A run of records
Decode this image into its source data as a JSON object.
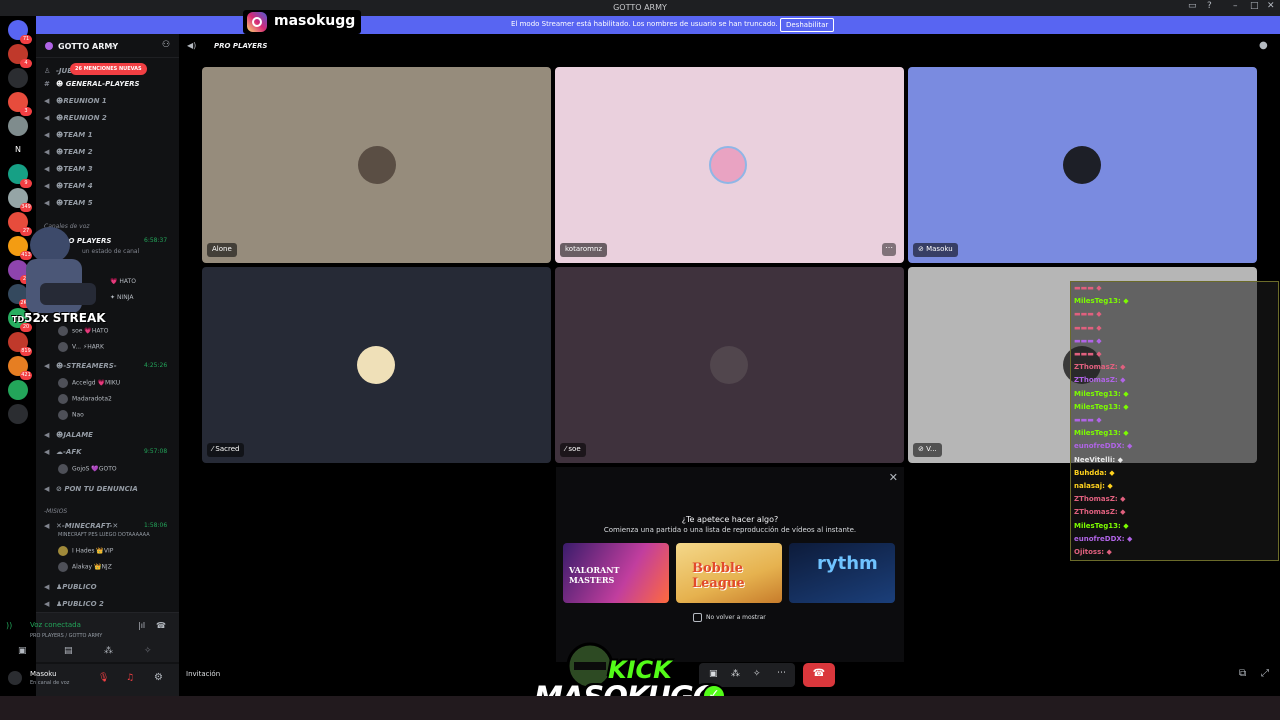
{
  "window": {
    "title": "GOTTO ARMY"
  },
  "banner": {
    "message": "El modo Streamer está habilitado. Los nombres de usuario se han truncado.",
    "disable_label": "Deshabilitar"
  },
  "server_badges": [
    "71",
    "4",
    "",
    "3",
    "",
    "N",
    "9",
    "349",
    "27",
    "413",
    "29",
    "2K+",
    "20",
    "819",
    "421",
    "",
    ""
  ],
  "guild": {
    "name": "GOTTO ARMY"
  },
  "mentions_label": "26 MENCIONES NUEVAS",
  "channels": [
    {
      "name": "JUE",
      "type": "cat"
    },
    {
      "name": "GENERAL-PLAYERS",
      "type": "text"
    },
    {
      "name": "REUNION 1",
      "type": "voice"
    },
    {
      "name": "REUNION 2",
      "type": "voice"
    },
    {
      "name": "TEAM 1",
      "type": "voice"
    },
    {
      "name": "TEAM 2",
      "type": "voice"
    },
    {
      "name": "TEAM 3",
      "type": "voice"
    },
    {
      "name": "TEAM 4",
      "type": "voice"
    },
    {
      "name": "TEAM 5",
      "type": "voice"
    }
  ],
  "voice_category": "Canales de voz",
  "pro_players": {
    "name": "PRO PLAYERS",
    "time": "6:58:37",
    "status": "un estado de canal"
  },
  "pro_members": [
    {
      "name": "",
      "tag": "HATO"
    },
    {
      "name": "",
      "tag": "NINJA"
    },
    {
      "name": "soe",
      "tag": "HATO"
    },
    {
      "name": "V...",
      "tag": "HARK"
    }
  ],
  "streamers": {
    "name": "-STREAMERS-",
    "time": "4:25:26"
  },
  "streamer_members": [
    {
      "name": "Accelgd",
      "tag": "MIKU"
    },
    {
      "name": "Madaradota2",
      "tag": ""
    },
    {
      "name": "Nao",
      "tag": ""
    }
  ],
  "jalame": "JALAME",
  "afk": {
    "name": "-AFK",
    "time": "9:57:08"
  },
  "afk_members": [
    {
      "name": "GojoS",
      "tag": "GOTO"
    }
  ],
  "denuncia": "PON TU DENUNCIA",
  "misios": "-MISIOS",
  "minecraft": {
    "name": "-MINECRAFT-",
    "time": "1:58:06",
    "status": "MINECRAFT PES LUEGO DOTAAAAAA"
  },
  "minecraft_members": [
    {
      "name": "I Hades",
      "tag": "VIP"
    },
    {
      "name": "Alakay",
      "tag": "NJZ"
    }
  ],
  "publico": [
    "PUBLICO",
    "PUBLICO 2"
  ],
  "voice_panel": {
    "status": "Voz conectada",
    "location": "PRO PLAYERS / GOTTO ARMY"
  },
  "user": {
    "name": "Masoku",
    "status": "En canal de voz"
  },
  "main": {
    "channel": "PRO PLAYERS",
    "tiles": [
      {
        "name": "Alone",
        "bg": "#968c7c"
      },
      {
        "name": "kotaromnz",
        "bg": "#ead0dd"
      },
      {
        "name": "Masoku",
        "bg": "#7a8be0"
      },
      {
        "name": "Sacred",
        "bg": "#262a36"
      },
      {
        "name": "soe",
        "bg": "#3f323d"
      },
      {
        "name": "V...",
        "bg": "#b6b6b6"
      }
    ],
    "activity": {
      "question": "¿Te apetece hacer algo?",
      "subtitle": "Comienza una partida o una lista de reproducción de vídeos al instante.",
      "cards": [
        "VALORANT MASTERS",
        "Bobble League",
        "rythm"
      ],
      "dont_show": "No volver a mostrar"
    },
    "invite": "Invitación"
  },
  "overlay": {
    "instagram": "masokugg",
    "streak": "52x STREAK",
    "streak_prefix": "TD",
    "kick_top": "KICK",
    "kick_bottom": "MASOKUGG",
    "chat": [
      {
        "user": "",
        "color": "#e0607e"
      },
      {
        "user": "MilesTeg13:",
        "color": "#7cfc00"
      },
      {
        "user": "",
        "color": "#e0607e"
      },
      {
        "user": "",
        "color": "#e0607e"
      },
      {
        "user": "",
        "color": "#b064e6"
      },
      {
        "user": "",
        "color": "#e0607e"
      },
      {
        "user": "ZThomasZ:",
        "color": "#e0607e"
      },
      {
        "user": "ZThomasZ:",
        "color": "#b064e6"
      },
      {
        "user": "MilesTeg13:",
        "color": "#7cfc00"
      },
      {
        "user": "MilesTeg13:",
        "color": "#7cfc00"
      },
      {
        "user": "",
        "color": "#b064e6"
      },
      {
        "user": "MilesTeg13:",
        "color": "#7cfc00"
      },
      {
        "user": "eunofreDDX:",
        "color": "#b064e6"
      },
      {
        "user": "NeeVitelli:",
        "color": "#e9e9e9"
      },
      {
        "user": "Buhdda:",
        "color": "#ffd21e"
      },
      {
        "user": "nalasaj:",
        "color": "#ffd21e"
      },
      {
        "user": "ZThomasZ:",
        "color": "#e0607e"
      },
      {
        "user": "ZThomasZ:",
        "color": "#e0607e"
      },
      {
        "user": "MilesTeg13:",
        "color": "#7cfc00"
      },
      {
        "user": "eunofreDDX:",
        "color": "#b064e6"
      },
      {
        "user": "Ojitoss:",
        "color": "#e0607e"
      }
    ]
  },
  "colors": {
    "blurple": "#5865f2",
    "green": "#23a55a",
    "red": "#da373c",
    "kick": "#53fc18"
  }
}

• Requirements
All records must be output exactly as they are, except for the pictures, which are left out.

• Final result
Decode this image into its source data as a JSON object.
{
  "window": {
    "title": "GOTTO ARMY"
  },
  "banner": {
    "message": "El modo Streamer está habilitado. Los nombres de usuario se han truncado.",
    "disable_label": "Deshabilitar"
  },
  "server_badges": [
    "71",
    "4",
    "",
    "3",
    "",
    "N",
    "9",
    "349",
    "27",
    "413",
    "29",
    "2K+",
    "20",
    "819",
    "421",
    "",
    ""
  ],
  "guild": {
    "name": "GOTTO ARMY"
  },
  "mentions_label": "26 MENCIONES NUEVAS",
  "channels": [
    {
      "name": "JUE",
      "type": "cat"
    },
    {
      "name": "GENERAL-PLAYERS",
      "type": "text"
    },
    {
      "name": "REUNION 1",
      "type": "voice"
    },
    {
      "name": "REUNION 2",
      "type": "voice"
    },
    {
      "name": "TEAM 1",
      "type": "voice"
    },
    {
      "name": "TEAM 2",
      "type": "voice"
    },
    {
      "name": "TEAM 3",
      "type": "voice"
    },
    {
      "name": "TEAM 4",
      "type": "voice"
    },
    {
      "name": "TEAM 5",
      "type": "voice"
    }
  ],
  "voice_category": "Canales de voz",
  "pro_players": {
    "name": "PRO PLAYERS",
    "time": "6:58:37",
    "status": "un estado de canal"
  },
  "pro_members": [
    {
      "name": "",
      "tag": "HATO"
    },
    {
      "name": "",
      "tag": "NINJA"
    },
    {
      "name": "soe",
      "tag": "HATO"
    },
    {
      "name": "V...",
      "tag": "HARK"
    }
  ],
  "streamers": {
    "name": "-STREAMERS-",
    "time": "4:25:26"
  },
  "streamer_members": [
    {
      "name": "Accelgd",
      "tag": "MIKU"
    },
    {
      "name": "Madaradota2",
      "tag": ""
    },
    {
      "name": "Nao",
      "tag": ""
    }
  ],
  "jalame": "JALAME",
  "afk": {
    "name": "-AFK",
    "time": "9:57:08"
  },
  "afk_members": [
    {
      "name": "GojoS",
      "tag": "GOTO"
    }
  ],
  "denuncia": "PON TU DENUNCIA",
  "misios": "-MISIOS",
  "minecraft": {
    "name": "-MINECRAFT-",
    "time": "1:58:06",
    "status": "MINECRAFT PES LUEGO DOTAAAAAA"
  },
  "minecraft_members": [
    {
      "name": "I Hades",
      "tag": "VIP"
    },
    {
      "name": "Alakay",
      "tag": "NJZ"
    }
  ],
  "publico": [
    "PUBLICO",
    "PUBLICO 2"
  ],
  "voice_panel": {
    "status": "Voz conectada",
    "location": "PRO PLAYERS / GOTTO ARMY"
  },
  "user": {
    "name": "Masoku",
    "status": "En canal de voz"
  },
  "main": {
    "channel": "PRO PLAYERS",
    "tiles": [
      {
        "name": "Alone",
        "bg": "#968c7c"
      },
      {
        "name": "kotaromnz",
        "bg": "#ead0dd"
      },
      {
        "name": "Masoku",
        "bg": "#7a8be0"
      },
      {
        "name": "Sacred",
        "bg": "#262a36"
      },
      {
        "name": "soe",
        "bg": "#3f323d"
      },
      {
        "name": "V...",
        "bg": "#b6b6b6"
      }
    ],
    "activity": {
      "question": "¿Te apetece hacer algo?",
      "subtitle": "Comienza una partida o una lista de reproducción de vídeos al instante.",
      "cards": [
        "VALORANT MASTERS",
        "Bobble League",
        "rythm"
      ],
      "dont_show": "No volver a mostrar"
    },
    "invite": "Invitación"
  },
  "overlay": {
    "instagram": "masokugg",
    "streak": "52x STREAK",
    "streak_prefix": "TD",
    "kick_top": "KICK",
    "kick_bottom": "MASOKUGG",
    "chat": [
      {
        "user": "",
        "color": "#e0607e"
      },
      {
        "user": "MilesTeg13:",
        "color": "#7cfc00"
      },
      {
        "user": "",
        "color": "#e0607e"
      },
      {
        "user": "",
        "color": "#e0607e"
      },
      {
        "user": "",
        "color": "#b064e6"
      },
      {
        "user": "",
        "color": "#e0607e"
      },
      {
        "user": "ZThomasZ:",
        "color": "#e0607e"
      },
      {
        "user": "ZThomasZ:",
        "color": "#b064e6"
      },
      {
        "user": "MilesTeg13:",
        "color": "#7cfc00"
      },
      {
        "user": "MilesTeg13:",
        "color": "#7cfc00"
      },
      {
        "user": "",
        "color": "#b064e6"
      },
      {
        "user": "MilesTeg13:",
        "color": "#7cfc00"
      },
      {
        "user": "eunofreDDX:",
        "color": "#b064e6"
      },
      {
        "user": "NeeVitelli:",
        "color": "#e9e9e9"
      },
      {
        "user": "Buhdda:",
        "color": "#ffd21e"
      },
      {
        "user": "nalasaj:",
        "color": "#ffd21e"
      },
      {
        "user": "ZThomasZ:",
        "color": "#e0607e"
      },
      {
        "user": "ZThomasZ:",
        "color": "#e0607e"
      },
      {
        "user": "MilesTeg13:",
        "color": "#7cfc00"
      },
      {
        "user": "eunofreDDX:",
        "color": "#b064e6"
      },
      {
        "user": "Ojitoss:",
        "color": "#e0607e"
      }
    ]
  },
  "colors": {
    "blurple": "#5865f2",
    "green": "#23a55a",
    "red": "#da373c",
    "kick": "#53fc18"
  }
}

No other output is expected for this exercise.